### Prompt
Restate the whole of the material. Keep every word, and drop the pictures.

══ Information shown ══

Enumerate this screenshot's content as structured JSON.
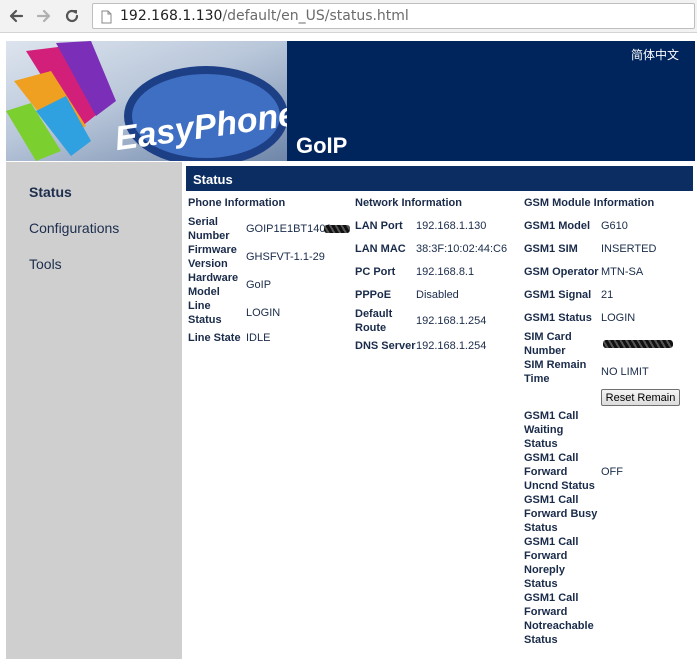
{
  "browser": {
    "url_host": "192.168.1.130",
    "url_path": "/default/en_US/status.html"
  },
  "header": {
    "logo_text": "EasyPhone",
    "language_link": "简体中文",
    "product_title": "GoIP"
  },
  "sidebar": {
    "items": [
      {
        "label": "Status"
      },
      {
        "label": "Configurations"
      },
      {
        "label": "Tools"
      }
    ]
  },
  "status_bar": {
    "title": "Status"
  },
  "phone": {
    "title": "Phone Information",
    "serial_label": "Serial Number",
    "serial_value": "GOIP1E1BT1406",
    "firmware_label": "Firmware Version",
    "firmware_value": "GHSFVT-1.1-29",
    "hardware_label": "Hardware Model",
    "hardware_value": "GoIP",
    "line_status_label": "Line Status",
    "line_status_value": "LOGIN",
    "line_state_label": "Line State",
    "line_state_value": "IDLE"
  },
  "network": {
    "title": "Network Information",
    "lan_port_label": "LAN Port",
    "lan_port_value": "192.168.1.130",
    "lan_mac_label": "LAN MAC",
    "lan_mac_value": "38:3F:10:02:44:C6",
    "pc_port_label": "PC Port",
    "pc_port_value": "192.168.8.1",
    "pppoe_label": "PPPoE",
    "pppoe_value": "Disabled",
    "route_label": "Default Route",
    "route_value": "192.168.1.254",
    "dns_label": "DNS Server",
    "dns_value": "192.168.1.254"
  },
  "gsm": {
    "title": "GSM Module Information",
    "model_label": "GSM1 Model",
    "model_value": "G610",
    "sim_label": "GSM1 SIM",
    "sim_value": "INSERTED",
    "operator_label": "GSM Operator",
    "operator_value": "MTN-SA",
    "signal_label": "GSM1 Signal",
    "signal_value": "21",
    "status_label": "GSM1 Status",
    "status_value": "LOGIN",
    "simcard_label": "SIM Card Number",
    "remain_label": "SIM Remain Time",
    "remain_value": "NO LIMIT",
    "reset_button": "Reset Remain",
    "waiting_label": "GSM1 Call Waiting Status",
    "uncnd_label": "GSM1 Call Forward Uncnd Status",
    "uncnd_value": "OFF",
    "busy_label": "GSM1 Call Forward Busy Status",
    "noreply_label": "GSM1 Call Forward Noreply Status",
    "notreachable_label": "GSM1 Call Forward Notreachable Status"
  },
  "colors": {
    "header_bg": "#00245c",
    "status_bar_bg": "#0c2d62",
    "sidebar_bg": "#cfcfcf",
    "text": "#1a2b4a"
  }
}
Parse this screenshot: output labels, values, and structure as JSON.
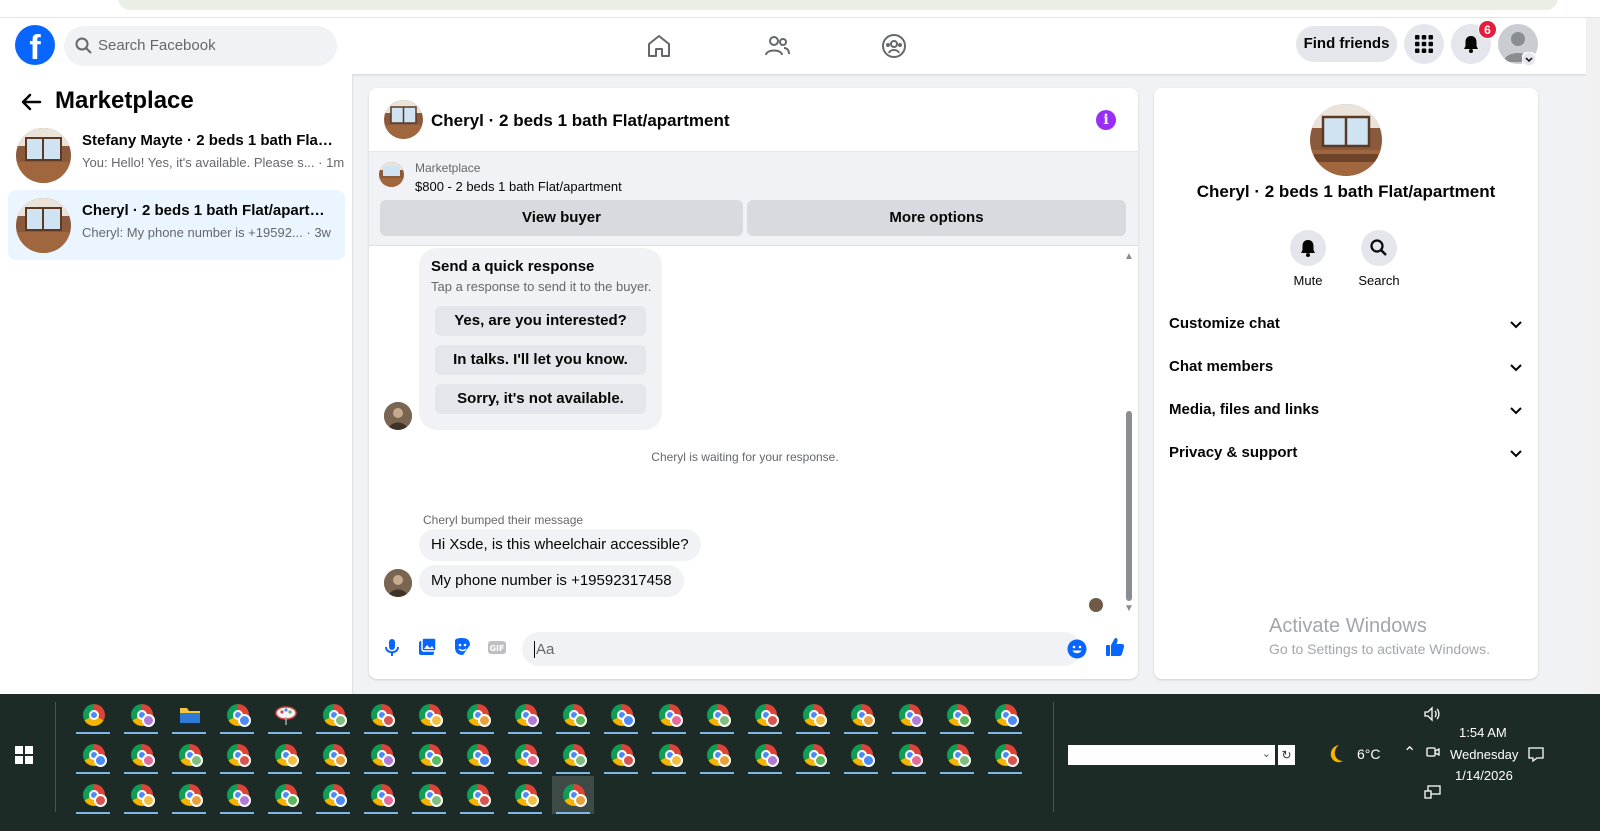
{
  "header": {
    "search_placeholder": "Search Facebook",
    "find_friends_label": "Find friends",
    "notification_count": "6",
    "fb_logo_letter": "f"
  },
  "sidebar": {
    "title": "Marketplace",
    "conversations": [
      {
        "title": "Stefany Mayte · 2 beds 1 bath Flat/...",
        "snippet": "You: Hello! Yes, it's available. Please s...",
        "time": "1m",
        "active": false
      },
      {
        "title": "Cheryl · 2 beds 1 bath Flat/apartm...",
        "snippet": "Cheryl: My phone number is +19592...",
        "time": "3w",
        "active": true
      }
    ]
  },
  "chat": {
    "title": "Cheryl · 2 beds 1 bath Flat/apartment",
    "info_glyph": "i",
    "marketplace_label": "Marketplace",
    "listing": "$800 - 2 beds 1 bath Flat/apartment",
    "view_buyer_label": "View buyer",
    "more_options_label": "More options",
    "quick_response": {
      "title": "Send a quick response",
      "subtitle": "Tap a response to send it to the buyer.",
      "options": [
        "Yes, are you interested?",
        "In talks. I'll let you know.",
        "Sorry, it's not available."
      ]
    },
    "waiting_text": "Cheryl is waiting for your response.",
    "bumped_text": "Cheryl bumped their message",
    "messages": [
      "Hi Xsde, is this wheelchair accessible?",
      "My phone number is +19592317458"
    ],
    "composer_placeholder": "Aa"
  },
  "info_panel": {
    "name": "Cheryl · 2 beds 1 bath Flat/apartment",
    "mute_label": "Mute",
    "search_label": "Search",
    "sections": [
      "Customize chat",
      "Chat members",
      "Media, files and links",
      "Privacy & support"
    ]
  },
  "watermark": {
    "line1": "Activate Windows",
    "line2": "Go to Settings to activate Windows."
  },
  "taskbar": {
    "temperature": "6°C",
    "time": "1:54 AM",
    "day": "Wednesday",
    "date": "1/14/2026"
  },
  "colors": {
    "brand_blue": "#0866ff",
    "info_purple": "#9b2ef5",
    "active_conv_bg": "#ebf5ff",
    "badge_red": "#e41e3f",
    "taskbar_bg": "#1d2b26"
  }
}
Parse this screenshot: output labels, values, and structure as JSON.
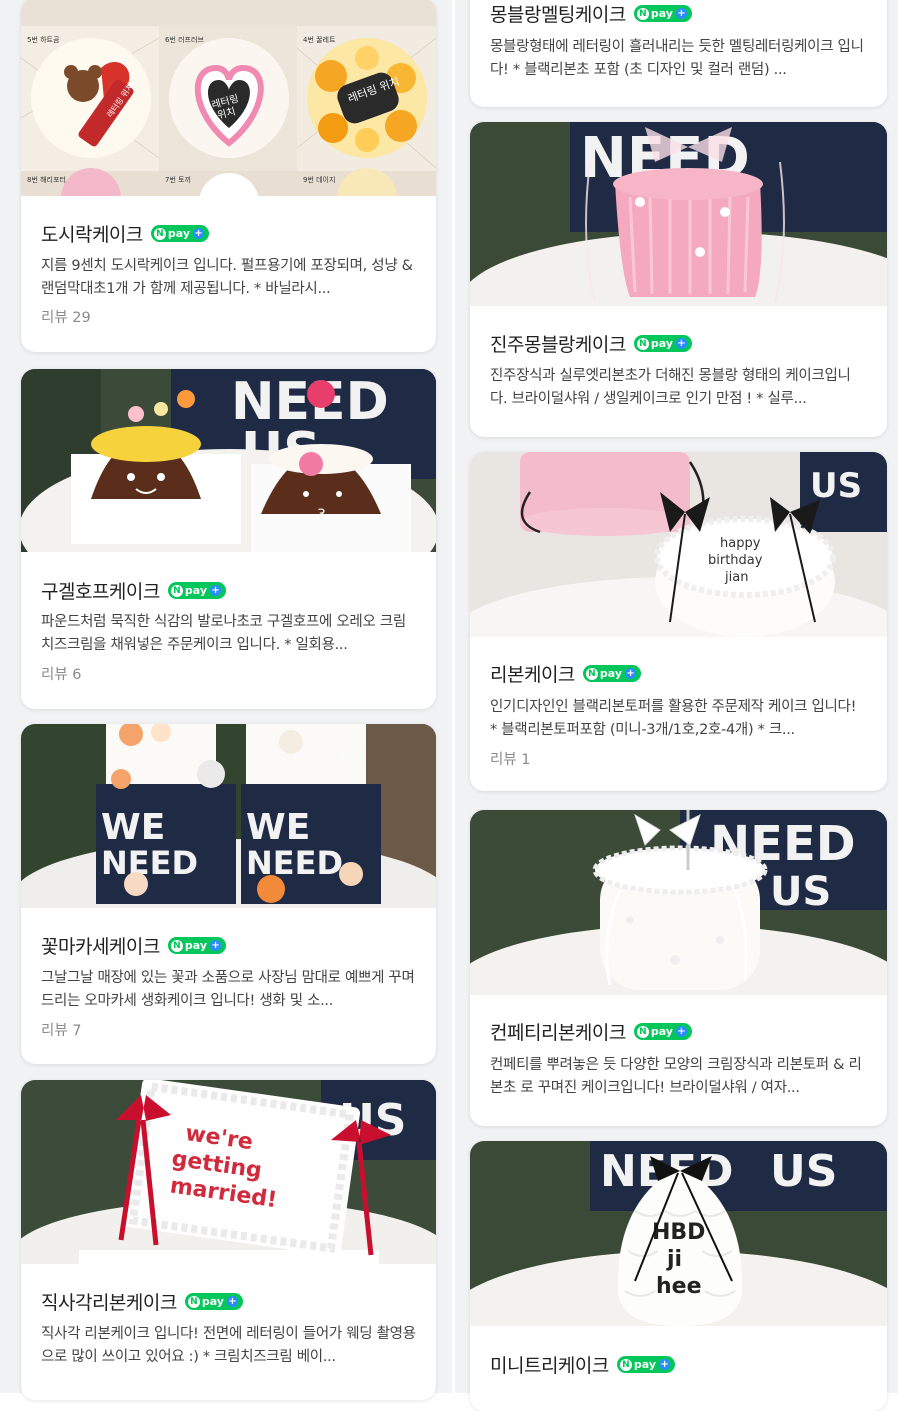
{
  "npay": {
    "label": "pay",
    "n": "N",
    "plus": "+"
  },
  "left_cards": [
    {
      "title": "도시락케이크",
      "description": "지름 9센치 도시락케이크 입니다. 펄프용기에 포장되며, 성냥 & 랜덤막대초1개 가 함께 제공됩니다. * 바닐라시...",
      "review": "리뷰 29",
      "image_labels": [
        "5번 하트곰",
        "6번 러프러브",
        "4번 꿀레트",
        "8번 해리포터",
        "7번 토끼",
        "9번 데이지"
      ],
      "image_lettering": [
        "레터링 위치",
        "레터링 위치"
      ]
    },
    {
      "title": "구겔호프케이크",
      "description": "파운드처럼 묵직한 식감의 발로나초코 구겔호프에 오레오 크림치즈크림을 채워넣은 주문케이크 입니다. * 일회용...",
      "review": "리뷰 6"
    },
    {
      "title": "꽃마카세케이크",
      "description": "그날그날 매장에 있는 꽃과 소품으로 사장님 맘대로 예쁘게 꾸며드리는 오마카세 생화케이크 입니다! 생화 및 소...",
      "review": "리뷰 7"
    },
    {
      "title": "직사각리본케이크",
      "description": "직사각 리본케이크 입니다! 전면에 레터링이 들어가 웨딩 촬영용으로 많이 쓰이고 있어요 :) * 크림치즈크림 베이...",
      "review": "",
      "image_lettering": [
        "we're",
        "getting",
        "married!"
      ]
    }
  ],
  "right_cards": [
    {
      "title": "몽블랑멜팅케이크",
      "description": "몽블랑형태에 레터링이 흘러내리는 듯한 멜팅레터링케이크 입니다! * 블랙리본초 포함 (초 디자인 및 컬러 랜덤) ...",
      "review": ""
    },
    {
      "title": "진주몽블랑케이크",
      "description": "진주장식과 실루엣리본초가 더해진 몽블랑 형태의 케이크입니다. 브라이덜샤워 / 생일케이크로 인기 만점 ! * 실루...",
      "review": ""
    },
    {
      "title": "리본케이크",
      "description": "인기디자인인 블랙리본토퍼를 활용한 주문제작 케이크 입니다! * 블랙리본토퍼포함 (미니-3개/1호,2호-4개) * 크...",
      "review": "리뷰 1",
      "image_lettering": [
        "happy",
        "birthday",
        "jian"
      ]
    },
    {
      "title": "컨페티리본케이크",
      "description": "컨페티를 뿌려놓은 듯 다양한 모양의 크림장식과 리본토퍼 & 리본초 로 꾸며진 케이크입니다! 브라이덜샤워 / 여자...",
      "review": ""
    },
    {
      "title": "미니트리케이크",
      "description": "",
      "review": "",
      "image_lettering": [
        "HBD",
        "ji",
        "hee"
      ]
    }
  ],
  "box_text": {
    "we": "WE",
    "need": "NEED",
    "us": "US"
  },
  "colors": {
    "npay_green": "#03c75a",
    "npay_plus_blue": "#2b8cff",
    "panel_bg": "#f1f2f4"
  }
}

═══

### Solution to this problem
Enumerate this screenshot's content as structured JSON.
{
  "browser": {
    "url_host": "192.168.1.130",
    "url_path": "/default/en_US/status.html"
  },
  "header": {
    "logo_text": "EasyPhone",
    "language_link": "简体中文",
    "product_title": "GoIP"
  },
  "sidebar": {
    "items": [
      {
        "label": "Status"
      },
      {
        "label": "Configurations"
      },
      {
        "label": "Tools"
      }
    ]
  },
  "status_bar": {
    "title": "Status"
  },
  "phone": {
    "title": "Phone Information",
    "serial_label": "Serial Number",
    "serial_value": "GOIP1E1BT1406",
    "firmware_label": "Firmware Version",
    "firmware_value": "GHSFVT-1.1-29",
    "hardware_label": "Hardware Model",
    "hardware_value": "GoIP",
    "line_status_label": "Line Status",
    "line_status_value": "LOGIN",
    "line_state_label": "Line State",
    "line_state_value": "IDLE"
  },
  "network": {
    "title": "Network Information",
    "lan_port_label": "LAN Port",
    "lan_port_value": "192.168.1.130",
    "lan_mac_label": "LAN MAC",
    "lan_mac_value": "38:3F:10:02:44:C6",
    "pc_port_label": "PC Port",
    "pc_port_value": "192.168.8.1",
    "pppoe_label": "PPPoE",
    "pppoe_value": "Disabled",
    "route_label": "Default Route",
    "route_value": "192.168.1.254",
    "dns_label": "DNS Server",
    "dns_value": "192.168.1.254"
  },
  "gsm": {
    "title": "GSM Module Information",
    "model_label": "GSM1 Model",
    "model_value": "G610",
    "sim_label": "GSM1 SIM",
    "sim_value": "INSERTED",
    "operator_label": "GSM Operator",
    "operator_value": "MTN-SA",
    "signal_label": "GSM1 Signal",
    "signal_value": "21",
    "status_label": "GSM1 Status",
    "status_value": "LOGIN",
    "simcard_label": "SIM Card Number",
    "remain_label": "SIM Remain Time",
    "remain_value": "NO LIMIT",
    "reset_button": "Reset Remain",
    "waiting_label": "GSM1 Call Waiting Status",
    "uncnd_label": "GSM1 Call Forward Uncnd Status",
    "uncnd_value": "OFF",
    "busy_label": "GSM1 Call Forward Busy Status",
    "noreply_label": "GSM1 Call Forward Noreply Status",
    "notreachable_label": "GSM1 Call Forward Notreachable Status"
  },
  "colors": {
    "header_bg": "#00245c",
    "status_bar_bg": "#0c2d62",
    "sidebar_bg": "#cfcfcf",
    "text": "#1a2b4a"
  }
}
Parse this screenshot: output labels, values, and structure as JSON.
{
  "header": {
    "search_placeholder": "Search Facebook",
    "find_friends_label": "Find friends",
    "notification_count": "6",
    "fb_logo_letter": "f"
  },
  "sidebar": {
    "title": "Marketplace",
    "conversations": [
      {
        "title": "Stefany Mayte · 2 beds 1 bath Flat/...",
        "snippet": "You: Hello! Yes, it's available. Please s...",
        "time": "1m",
        "active": false
      },
      {
        "title": "Cheryl · 2 beds 1 bath Flat/apartm...",
        "snippet": "Cheryl: My phone number is +19592...",
        "time": "3w",
        "active": true
      }
    ]
  },
  "chat": {
    "title": "Cheryl · 2 beds 1 bath Flat/apartment",
    "info_glyph": "i",
    "marketplace_label": "Marketplace",
    "listing": "$800 - 2 beds 1 bath Flat/apartment",
    "view_buyer_label": "View buyer",
    "more_options_label": "More options",
    "quick_response": {
      "title": "Send a quick response",
      "subtitle": "Tap a response to send it to the buyer.",
      "options": [
        "Yes, are you interested?",
        "In talks. I'll let you know.",
        "Sorry, it's not available."
      ]
    },
    "waiting_text": "Cheryl is waiting for your response.",
    "bumped_text": "Cheryl bumped their message",
    "messages": [
      "Hi Xsde, is this wheelchair accessible?",
      "My phone number is +19592317458"
    ],
    "composer_placeholder": "Aa"
  },
  "info_panel": {
    "name": "Cheryl · 2 beds 1 bath Flat/apartment",
    "mute_label": "Mute",
    "search_label": "Search",
    "sections": [
      "Customize chat",
      "Chat members",
      "Media, files and links",
      "Privacy & support"
    ]
  },
  "watermark": {
    "line1": "Activate Windows",
    "line2": "Go to Settings to activate Windows."
  },
  "taskbar": {
    "temperature": "6°C",
    "time": "1:54 AM",
    "day": "Wednesday",
    "date": "1/14/2026"
  },
  "colors": {
    "brand_blue": "#0866ff",
    "info_purple": "#9b2ef5",
    "active_conv_bg": "#ebf5ff",
    "badge_red": "#e41e3f",
    "taskbar_bg": "#1d2b26"
  }
}
Parse this screenshot: output labels, values, and structure as JSON.
{
  "npay": {
    "label": "pay",
    "n": "N",
    "plus": "+"
  },
  "left_cards": [
    {
      "title": "도시락케이크",
      "description": "지름 9센치 도시락케이크 입니다. 펄프용기에 포장되며, 성냥 & 랜덤막대초1개 가 함께 제공됩니다. * 바닐라시...",
      "review": "리뷰 29",
      "image_labels": [
        "5번 하트곰",
        "6번 러프러브",
        "4번 꿀레트",
        "8번 해리포터",
        "7번 토끼",
        "9번 데이지"
      ],
      "image_lettering": [
        "레터링 위치",
        "레터링 위치"
      ]
    },
    {
      "title": "구겔호프케이크",
      "description": "파운드처럼 묵직한 식감의 발로나초코 구겔호프에 오레오 크림치즈크림을 채워넣은 주문케이크 입니다. * 일회용...",
      "review": "리뷰 6"
    },
    {
      "title": "꽃마카세케이크",
      "description": "그날그날 매장에 있는 꽃과 소품으로 사장님 맘대로 예쁘게 꾸며드리는 오마카세 생화케이크 입니다! 생화 및 소...",
      "review": "리뷰 7"
    },
    {
      "title": "직사각리본케이크",
      "description": "직사각 리본케이크 입니다! 전면에 레터링이 들어가 웨딩 촬영용으로 많이 쓰이고 있어요 :) * 크림치즈크림 베이...",
      "review": "",
      "image_lettering": [
        "we're",
        "getting",
        "married!"
      ]
    }
  ],
  "right_cards": [
    {
      "title": "몽블랑멜팅케이크",
      "description": "몽블랑형태에 레터링이 흘러내리는 듯한 멜팅레터링케이크 입니다! * 블랙리본초 포함 (초 디자인 및 컬러 랜덤) ...",
      "review": ""
    },
    {
      "title": "진주몽블랑케이크",
      "description": "진주장식과 실루엣리본초가 더해진 몽블랑 형태의 케이크입니다. 브라이덜샤워 / 생일케이크로 인기 만점 ! * 실루...",
      "review": ""
    },
    {
      "title": "리본케이크",
      "description": "인기디자인인 블랙리본토퍼를 활용한 주문제작 케이크 입니다! * 블랙리본토퍼포함 (미니-3개/1호,2호-4개) * 크...",
      "review": "리뷰 1",
      "image_lettering": [
        "happy",
        "birthday",
        "jian"
      ]
    },
    {
      "title": "컨페티리본케이크",
      "description": "컨페티를 뿌려놓은 듯 다양한 모양의 크림장식과 리본토퍼 & 리본초 로 꾸며진 케이크입니다! 브라이덜샤워 / 여자...",
      "review": ""
    },
    {
      "title": "미니트리케이크",
      "description": "",
      "review": "",
      "image_lettering": [
        "HBD",
        "ji",
        "hee"
      ]
    }
  ],
  "box_text": {
    "we": "WE",
    "need": "NEED",
    "us": "US"
  },
  "colors": {
    "npay_green": "#03c75a",
    "npay_plus_blue": "#2b8cff",
    "panel_bg": "#f1f2f4"
  }
}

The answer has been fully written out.